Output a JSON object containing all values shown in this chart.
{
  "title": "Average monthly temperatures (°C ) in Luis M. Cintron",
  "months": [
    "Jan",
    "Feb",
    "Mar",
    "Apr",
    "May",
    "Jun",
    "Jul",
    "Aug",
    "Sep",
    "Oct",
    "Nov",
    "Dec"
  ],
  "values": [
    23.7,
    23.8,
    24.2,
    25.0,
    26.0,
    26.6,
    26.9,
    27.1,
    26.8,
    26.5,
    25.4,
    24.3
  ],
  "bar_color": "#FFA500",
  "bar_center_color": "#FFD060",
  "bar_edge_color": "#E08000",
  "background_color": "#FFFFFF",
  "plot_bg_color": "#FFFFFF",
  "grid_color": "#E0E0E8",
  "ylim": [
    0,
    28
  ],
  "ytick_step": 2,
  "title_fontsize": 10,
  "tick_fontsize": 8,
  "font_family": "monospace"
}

● ● ● ● ●

> REQUIREMENT: Nothing should be changed: write out all of the data as is.

> FINAL ANSWER:
Output a JSON object containing all values shown in this chart.
{
  "title": "Average monthly temperatures (°C ) in Luis M. Cintron",
  "months": [
    "Jan",
    "Feb",
    "Mar",
    "Apr",
    "May",
    "Jun",
    "Jul",
    "Aug",
    "Sep",
    "Oct",
    "Nov",
    "Dec"
  ],
  "values": [
    23.7,
    23.8,
    24.2,
    25.0,
    26.0,
    26.6,
    26.9,
    27.1,
    26.8,
    26.5,
    25.4,
    24.3
  ],
  "bar_color": "#FFA500",
  "bar_center_color": "#FFD060",
  "bar_edge_color": "#E08000",
  "background_color": "#FFFFFF",
  "plot_bg_color": "#FFFFFF",
  "grid_color": "#E0E0E8",
  "ylim": [
    0,
    28
  ],
  "ytick_step": 2,
  "title_fontsize": 10,
  "tick_fontsize": 8,
  "font_family": "monospace"
}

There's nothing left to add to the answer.